** Exercise **
Give every entry again, word for word and in full.

[Raw records]

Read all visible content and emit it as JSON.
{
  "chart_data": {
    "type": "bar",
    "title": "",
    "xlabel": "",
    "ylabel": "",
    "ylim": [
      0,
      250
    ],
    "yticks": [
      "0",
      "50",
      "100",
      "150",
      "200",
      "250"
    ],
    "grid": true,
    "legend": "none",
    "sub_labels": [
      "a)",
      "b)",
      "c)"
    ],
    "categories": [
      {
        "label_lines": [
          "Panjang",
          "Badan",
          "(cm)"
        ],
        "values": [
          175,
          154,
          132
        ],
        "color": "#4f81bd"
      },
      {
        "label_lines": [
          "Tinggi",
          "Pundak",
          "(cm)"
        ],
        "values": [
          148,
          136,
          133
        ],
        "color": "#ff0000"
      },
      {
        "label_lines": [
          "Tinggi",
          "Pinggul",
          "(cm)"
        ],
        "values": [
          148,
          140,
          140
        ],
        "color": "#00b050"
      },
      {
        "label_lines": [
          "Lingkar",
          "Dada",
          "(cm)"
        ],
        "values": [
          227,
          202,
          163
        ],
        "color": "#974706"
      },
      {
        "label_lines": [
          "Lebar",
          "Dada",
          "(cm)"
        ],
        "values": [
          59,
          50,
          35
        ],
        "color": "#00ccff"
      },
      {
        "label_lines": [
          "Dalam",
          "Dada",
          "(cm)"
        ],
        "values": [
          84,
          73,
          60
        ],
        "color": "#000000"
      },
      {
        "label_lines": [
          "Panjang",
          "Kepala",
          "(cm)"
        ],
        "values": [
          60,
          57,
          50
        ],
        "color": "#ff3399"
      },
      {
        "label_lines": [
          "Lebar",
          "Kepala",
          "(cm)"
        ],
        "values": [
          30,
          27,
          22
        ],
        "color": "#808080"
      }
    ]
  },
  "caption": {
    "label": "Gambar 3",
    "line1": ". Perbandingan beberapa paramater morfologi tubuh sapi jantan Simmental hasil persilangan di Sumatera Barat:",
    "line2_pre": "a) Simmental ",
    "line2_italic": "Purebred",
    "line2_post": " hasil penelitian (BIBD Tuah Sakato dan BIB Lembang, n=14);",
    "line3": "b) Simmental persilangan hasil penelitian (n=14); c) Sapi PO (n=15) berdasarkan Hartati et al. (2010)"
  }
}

** Solution below **
Read all visible content and emit it as JSON.
{
  "chart_data": {
    "type": "bar",
    "title": "",
    "xlabel": "",
    "ylabel": "",
    "ylim": [
      0,
      250
    ],
    "yticks": [
      "0",
      "50",
      "100",
      "150",
      "200",
      "250"
    ],
    "grid": true,
    "legend": "none",
    "sub_labels": [
      "a)",
      "b)",
      "c)"
    ],
    "categories": [
      {
        "label_lines": [
          "Panjang",
          "Badan",
          "(cm)"
        ],
        "values": [
          175,
          154,
          132
        ],
        "color": "#4f81bd"
      },
      {
        "label_lines": [
          "Tinggi",
          "Pundak",
          "(cm)"
        ],
        "values": [
          148,
          136,
          133
        ],
        "color": "#ff0000"
      },
      {
        "label_lines": [
          "Tinggi",
          "Pinggul",
          "(cm)"
        ],
        "values": [
          148,
          140,
          140
        ],
        "color": "#00b050"
      },
      {
        "label_lines": [
          "Lingkar",
          "Dada",
          "(cm)"
        ],
        "values": [
          227,
          202,
          163
        ],
        "color": "#974706"
      },
      {
        "label_lines": [
          "Lebar",
          "Dada",
          "(cm)"
        ],
        "values": [
          59,
          50,
          35
        ],
        "color": "#00ccff"
      },
      {
        "label_lines": [
          "Dalam",
          "Dada",
          "(cm)"
        ],
        "values": [
          84,
          73,
          60
        ],
        "color": "#000000"
      },
      {
        "label_lines": [
          "Panjang",
          "Kepala",
          "(cm)"
        ],
        "values": [
          60,
          57,
          50
        ],
        "color": "#ff3399"
      },
      {
        "label_lines": [
          "Lebar",
          "Kepala",
          "(cm)"
        ],
        "values": [
          30,
          27,
          22
        ],
        "color": "#808080"
      }
    ]
  },
  "caption": {
    "label": "Gambar 3",
    "line1": ". Perbandingan beberapa paramater morfologi tubuh sapi jantan Simmental hasil persilangan di Sumatera Barat:",
    "line2_pre": "a) Simmental ",
    "line2_italic": "Purebred",
    "line2_post": " hasil penelitian (BIBD Tuah Sakato dan BIB Lembang, n=14);",
    "line3": "b) Simmental persilangan hasil penelitian (n=14); c) Sapi PO (n=15) berdasarkan Hartati et al. (2010)"
  }
}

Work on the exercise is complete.